* _STATED GOAL_
Can you copy out the data exactly? Leave the images out.
-------- DATA
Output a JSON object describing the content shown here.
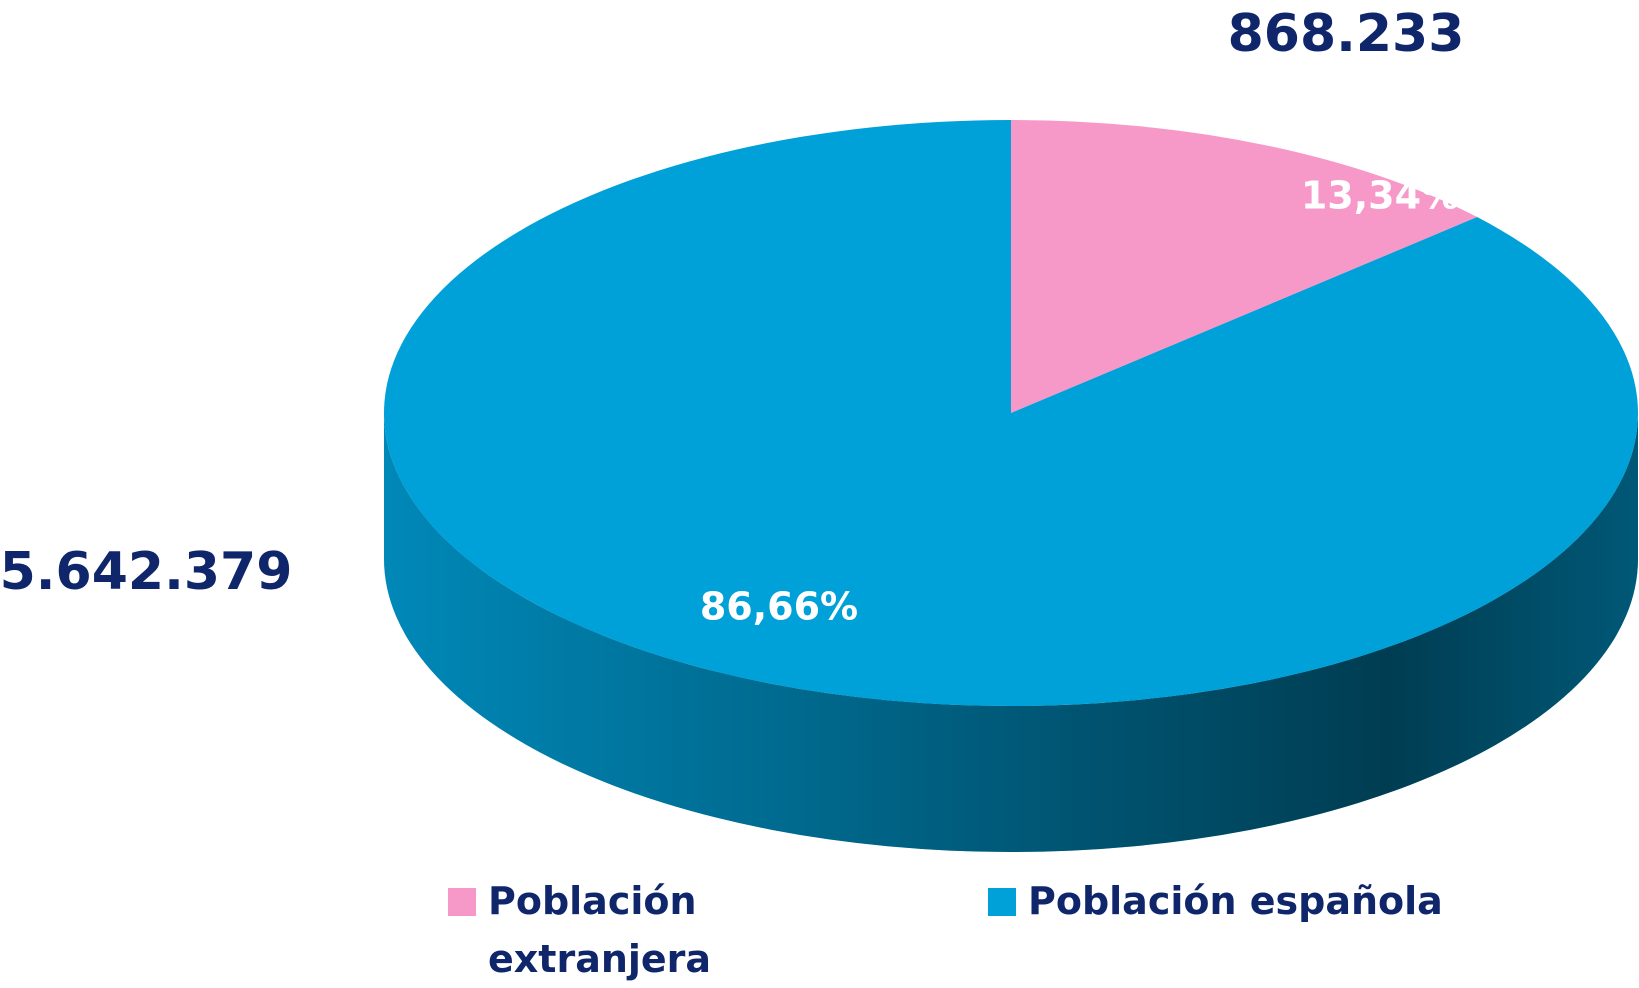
{
  "chart_data": {
    "type": "pie",
    "categories": [
      "Población extranjera",
      "Población española"
    ],
    "values": [
      13.34,
      86.66
    ],
    "value_labels": [
      "13,34%",
      "86,66%"
    ],
    "counts": [
      868233,
      5642379
    ],
    "count_labels": [
      "868.233",
      "5.642.379"
    ],
    "colors": [
      "#f799c8",
      "#00a0d8"
    ]
  }
}
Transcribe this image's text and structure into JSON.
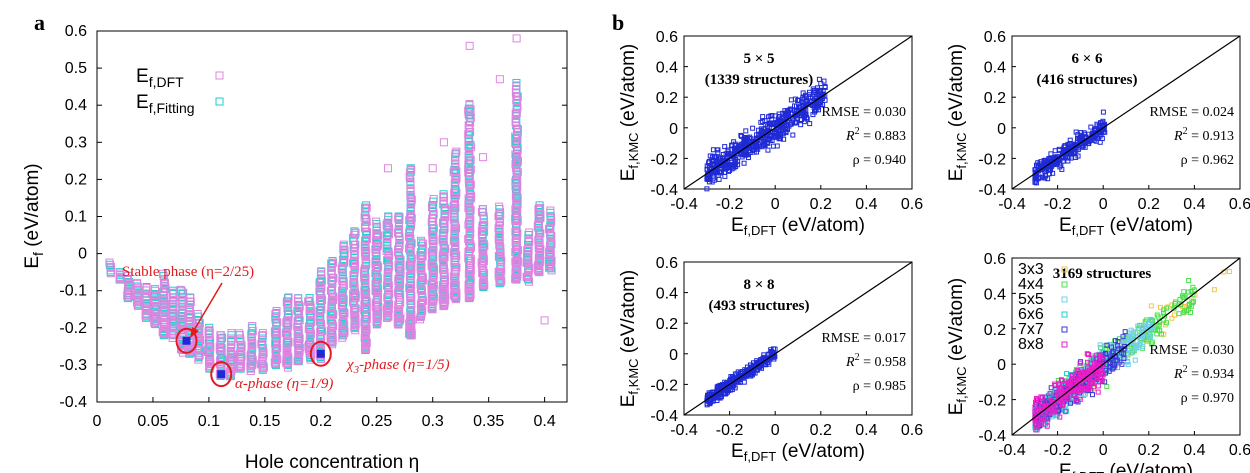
----------------
* _EXERCISE RESPONSE_
Output a JSON object describing the content shown here.
{
  "chart_data": {
    "type": "pie",
    "categories": [
      "Población extranjera",
      "Población española"
    ],
    "values": [
      13.34,
      86.66
    ],
    "value_labels": [
      "13,34%",
      "86,66%"
    ],
    "counts": [
      868233,
      5642379
    ],
    "count_labels": [
      "868.233",
      "5.642.379"
    ],
    "colors": [
      "#f799c8",
      "#00a0d8"
    ]
  }
}
Transcribe this image's text and structure into JSON.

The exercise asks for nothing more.